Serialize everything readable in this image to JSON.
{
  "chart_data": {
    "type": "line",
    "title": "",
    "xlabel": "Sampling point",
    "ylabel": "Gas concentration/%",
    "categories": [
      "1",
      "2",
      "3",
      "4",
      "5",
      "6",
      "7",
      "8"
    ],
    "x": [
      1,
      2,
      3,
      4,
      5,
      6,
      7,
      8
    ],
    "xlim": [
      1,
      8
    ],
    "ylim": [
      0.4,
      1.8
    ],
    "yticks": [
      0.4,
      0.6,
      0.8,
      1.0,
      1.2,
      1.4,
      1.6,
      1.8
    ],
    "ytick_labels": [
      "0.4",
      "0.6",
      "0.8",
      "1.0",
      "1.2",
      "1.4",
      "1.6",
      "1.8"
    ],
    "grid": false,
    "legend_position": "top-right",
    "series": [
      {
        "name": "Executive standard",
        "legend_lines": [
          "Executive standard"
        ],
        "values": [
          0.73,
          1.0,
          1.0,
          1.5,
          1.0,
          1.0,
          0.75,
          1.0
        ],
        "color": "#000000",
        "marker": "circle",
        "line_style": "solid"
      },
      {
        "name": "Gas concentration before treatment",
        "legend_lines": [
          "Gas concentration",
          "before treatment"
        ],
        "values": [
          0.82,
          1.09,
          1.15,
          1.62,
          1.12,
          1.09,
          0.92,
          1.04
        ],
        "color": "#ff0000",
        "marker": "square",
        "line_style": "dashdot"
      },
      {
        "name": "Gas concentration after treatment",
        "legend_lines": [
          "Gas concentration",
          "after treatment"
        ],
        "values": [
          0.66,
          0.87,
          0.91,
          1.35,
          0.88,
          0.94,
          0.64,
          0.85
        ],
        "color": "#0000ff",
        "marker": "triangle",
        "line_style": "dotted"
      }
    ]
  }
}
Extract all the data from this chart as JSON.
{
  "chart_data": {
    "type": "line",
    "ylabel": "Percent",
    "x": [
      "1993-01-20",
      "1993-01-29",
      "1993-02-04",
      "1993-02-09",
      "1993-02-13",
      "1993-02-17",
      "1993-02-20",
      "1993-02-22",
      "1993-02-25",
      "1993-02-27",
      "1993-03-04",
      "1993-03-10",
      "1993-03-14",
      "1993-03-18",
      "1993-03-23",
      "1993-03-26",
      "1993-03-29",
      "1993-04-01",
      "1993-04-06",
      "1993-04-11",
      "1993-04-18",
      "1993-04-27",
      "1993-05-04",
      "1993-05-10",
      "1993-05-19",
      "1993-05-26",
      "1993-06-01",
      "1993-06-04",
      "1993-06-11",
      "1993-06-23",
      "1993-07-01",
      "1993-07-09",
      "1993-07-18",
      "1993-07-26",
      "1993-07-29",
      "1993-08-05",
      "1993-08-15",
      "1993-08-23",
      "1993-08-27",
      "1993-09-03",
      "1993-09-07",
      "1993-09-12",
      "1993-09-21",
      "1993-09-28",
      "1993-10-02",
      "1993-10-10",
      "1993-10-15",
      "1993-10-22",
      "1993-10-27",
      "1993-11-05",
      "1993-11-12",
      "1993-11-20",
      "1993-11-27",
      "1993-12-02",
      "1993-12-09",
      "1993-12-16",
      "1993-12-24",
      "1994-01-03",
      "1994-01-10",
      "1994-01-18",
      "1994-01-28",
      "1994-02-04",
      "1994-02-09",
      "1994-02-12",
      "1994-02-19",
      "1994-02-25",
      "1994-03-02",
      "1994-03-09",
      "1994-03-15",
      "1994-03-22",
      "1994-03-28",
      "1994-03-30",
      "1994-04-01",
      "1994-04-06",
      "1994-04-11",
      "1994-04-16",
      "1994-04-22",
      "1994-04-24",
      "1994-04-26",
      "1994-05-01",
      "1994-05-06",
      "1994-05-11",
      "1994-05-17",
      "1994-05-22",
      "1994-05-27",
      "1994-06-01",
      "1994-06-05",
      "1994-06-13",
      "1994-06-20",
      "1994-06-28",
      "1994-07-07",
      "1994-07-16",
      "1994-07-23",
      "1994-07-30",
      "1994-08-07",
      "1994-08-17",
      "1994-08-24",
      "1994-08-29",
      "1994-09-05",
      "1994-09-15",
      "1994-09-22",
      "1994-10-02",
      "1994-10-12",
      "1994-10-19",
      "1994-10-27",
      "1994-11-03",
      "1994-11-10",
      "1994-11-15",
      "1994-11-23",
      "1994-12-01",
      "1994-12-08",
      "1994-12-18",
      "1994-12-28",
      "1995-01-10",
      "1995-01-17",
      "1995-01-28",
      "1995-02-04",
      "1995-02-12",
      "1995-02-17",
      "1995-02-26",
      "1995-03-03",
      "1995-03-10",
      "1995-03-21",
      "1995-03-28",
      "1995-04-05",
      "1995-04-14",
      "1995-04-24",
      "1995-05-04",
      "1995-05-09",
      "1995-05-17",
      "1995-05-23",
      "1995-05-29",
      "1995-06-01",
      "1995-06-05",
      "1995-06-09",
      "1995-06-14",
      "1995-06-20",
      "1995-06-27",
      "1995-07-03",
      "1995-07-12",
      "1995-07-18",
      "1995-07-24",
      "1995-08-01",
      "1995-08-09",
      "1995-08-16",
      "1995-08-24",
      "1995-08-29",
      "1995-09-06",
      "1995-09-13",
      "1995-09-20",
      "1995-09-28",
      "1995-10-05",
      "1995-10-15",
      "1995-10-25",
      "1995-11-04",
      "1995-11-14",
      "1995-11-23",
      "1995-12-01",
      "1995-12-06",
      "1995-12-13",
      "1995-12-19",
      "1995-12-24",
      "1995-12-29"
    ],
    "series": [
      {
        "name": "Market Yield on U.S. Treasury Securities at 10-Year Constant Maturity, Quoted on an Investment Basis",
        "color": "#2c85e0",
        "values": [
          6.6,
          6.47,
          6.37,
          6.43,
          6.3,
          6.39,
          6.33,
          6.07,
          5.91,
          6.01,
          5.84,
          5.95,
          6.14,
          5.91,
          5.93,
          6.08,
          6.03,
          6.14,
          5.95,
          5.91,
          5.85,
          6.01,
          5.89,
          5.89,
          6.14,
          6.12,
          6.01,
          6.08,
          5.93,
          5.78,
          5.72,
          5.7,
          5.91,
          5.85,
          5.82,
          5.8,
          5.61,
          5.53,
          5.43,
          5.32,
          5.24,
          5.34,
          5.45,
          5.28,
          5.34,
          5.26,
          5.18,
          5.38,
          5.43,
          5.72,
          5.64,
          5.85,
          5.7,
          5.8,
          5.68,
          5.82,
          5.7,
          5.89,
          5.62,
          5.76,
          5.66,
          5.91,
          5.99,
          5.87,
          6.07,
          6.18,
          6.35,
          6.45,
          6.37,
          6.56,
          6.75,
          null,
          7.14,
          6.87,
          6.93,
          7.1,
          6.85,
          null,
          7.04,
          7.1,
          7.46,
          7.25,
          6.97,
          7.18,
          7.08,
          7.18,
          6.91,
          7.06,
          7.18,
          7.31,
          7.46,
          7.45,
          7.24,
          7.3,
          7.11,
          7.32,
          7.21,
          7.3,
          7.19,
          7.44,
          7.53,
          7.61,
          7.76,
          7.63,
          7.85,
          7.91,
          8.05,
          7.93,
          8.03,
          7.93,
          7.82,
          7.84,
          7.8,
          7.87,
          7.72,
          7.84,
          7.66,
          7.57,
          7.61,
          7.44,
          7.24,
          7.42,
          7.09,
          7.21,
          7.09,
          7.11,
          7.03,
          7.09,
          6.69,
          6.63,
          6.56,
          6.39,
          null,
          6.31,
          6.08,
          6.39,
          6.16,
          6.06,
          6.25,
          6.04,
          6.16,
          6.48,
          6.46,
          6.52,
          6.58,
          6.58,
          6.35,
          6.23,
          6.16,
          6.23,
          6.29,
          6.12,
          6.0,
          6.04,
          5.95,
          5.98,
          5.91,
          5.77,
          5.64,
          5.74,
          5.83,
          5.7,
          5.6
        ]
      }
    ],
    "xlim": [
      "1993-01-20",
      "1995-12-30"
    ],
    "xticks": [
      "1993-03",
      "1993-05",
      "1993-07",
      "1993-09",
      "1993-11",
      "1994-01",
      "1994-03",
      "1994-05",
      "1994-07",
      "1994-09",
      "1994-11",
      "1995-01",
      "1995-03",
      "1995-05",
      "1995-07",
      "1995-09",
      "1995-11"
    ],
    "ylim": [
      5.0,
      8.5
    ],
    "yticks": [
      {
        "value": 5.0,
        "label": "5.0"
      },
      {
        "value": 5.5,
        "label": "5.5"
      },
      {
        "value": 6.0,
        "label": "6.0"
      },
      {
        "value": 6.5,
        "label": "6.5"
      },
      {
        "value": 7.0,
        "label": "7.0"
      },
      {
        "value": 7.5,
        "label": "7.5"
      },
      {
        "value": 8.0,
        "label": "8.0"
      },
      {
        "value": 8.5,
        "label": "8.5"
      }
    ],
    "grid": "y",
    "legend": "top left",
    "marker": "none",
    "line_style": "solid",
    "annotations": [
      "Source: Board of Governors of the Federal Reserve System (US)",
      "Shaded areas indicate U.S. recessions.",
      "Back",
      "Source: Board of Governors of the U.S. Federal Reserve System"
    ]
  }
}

Job: Note how many lines in the material hold the word "System", and give that number with nothing added.

Complete output: 2